→ Exercise description:
Print the listing below in its entirety, character for character.

→ Excerpted data:
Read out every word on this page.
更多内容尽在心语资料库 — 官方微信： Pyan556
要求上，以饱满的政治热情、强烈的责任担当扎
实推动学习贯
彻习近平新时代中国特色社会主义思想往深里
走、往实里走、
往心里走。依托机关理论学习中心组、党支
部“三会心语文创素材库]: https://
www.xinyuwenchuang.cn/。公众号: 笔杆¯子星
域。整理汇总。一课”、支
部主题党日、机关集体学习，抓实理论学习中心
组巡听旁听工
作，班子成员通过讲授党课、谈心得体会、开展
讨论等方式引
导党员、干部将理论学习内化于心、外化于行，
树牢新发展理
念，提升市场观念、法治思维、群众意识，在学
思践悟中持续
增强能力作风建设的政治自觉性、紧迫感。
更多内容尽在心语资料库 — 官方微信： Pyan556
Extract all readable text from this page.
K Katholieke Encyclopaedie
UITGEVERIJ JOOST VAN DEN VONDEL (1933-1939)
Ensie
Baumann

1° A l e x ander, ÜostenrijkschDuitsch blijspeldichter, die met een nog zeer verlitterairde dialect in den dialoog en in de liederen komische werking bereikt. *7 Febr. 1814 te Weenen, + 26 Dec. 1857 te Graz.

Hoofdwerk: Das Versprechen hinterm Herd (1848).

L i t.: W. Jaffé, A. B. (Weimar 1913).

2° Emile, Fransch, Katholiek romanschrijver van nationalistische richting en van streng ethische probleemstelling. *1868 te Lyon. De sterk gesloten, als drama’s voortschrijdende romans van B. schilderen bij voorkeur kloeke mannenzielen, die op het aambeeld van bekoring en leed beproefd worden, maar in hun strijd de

→ Expected answer:
Read out every word on this page.
更多内容尽在心语资料库 — 官方微信： Pyan556
要求上，以饱满的政治热情、强烈的责任担当扎
实推动学习贯
彻习近平新时代中国特色社会主义思想往深里
走、往实里走、
往心里走。依托机关理论学习中心组、党支
部“三会心语文创素材库]: https://
www.xinyuwenchuang.cn/。公众号: 笔杆¯子星
域。整理汇总。一课”、支
部主题党日、机关集体学习，抓实理论学习中心
组巡听旁听工
作，班子成员通过讲授党课、谈心得体会、开展
讨论等方式引
导党员、干部将理论学习内化于心、外化于行，
树牢新发展理
念，提升市场观念、法治思维、群众意识，在学
思践悟中持续
增强能力作风建设的政治自觉性、紧迫感。
更多内容尽在心语资料库 — 官方微信： Pyan556
Extract all readable text from this page.
K Katholieke Encyclopaedie
UITGEVERIJ JOOST VAN DEN VONDEL (1933-1939)
Ensie
Baumann

1° A l e x ander, ÜostenrijkschDuitsch blijspeldichter, die met een nog zeer verlitterairde dialect in den dialoog en in de liederen komische werking bereikt. *7 Febr. 1814 te Weenen, + 26 Dec. 1857 te Graz.

Hoofdwerk: Das Versprechen hinterm Herd (1848).

L i t.: W. Jaffé, A. B. (Weimar 1913).

2° Emile, Fransch, Katholiek romanschrijver van nationalistische richting en van streng ethische probleemstelling. *1868 te Lyon. De sterk gesloten, als drama’s voortschrijdende romans van B. schilderen bij voorkeur kloeke mannenzielen, die op het aambeeld van bekoring en leed beproefd worden, maar in hun strijd de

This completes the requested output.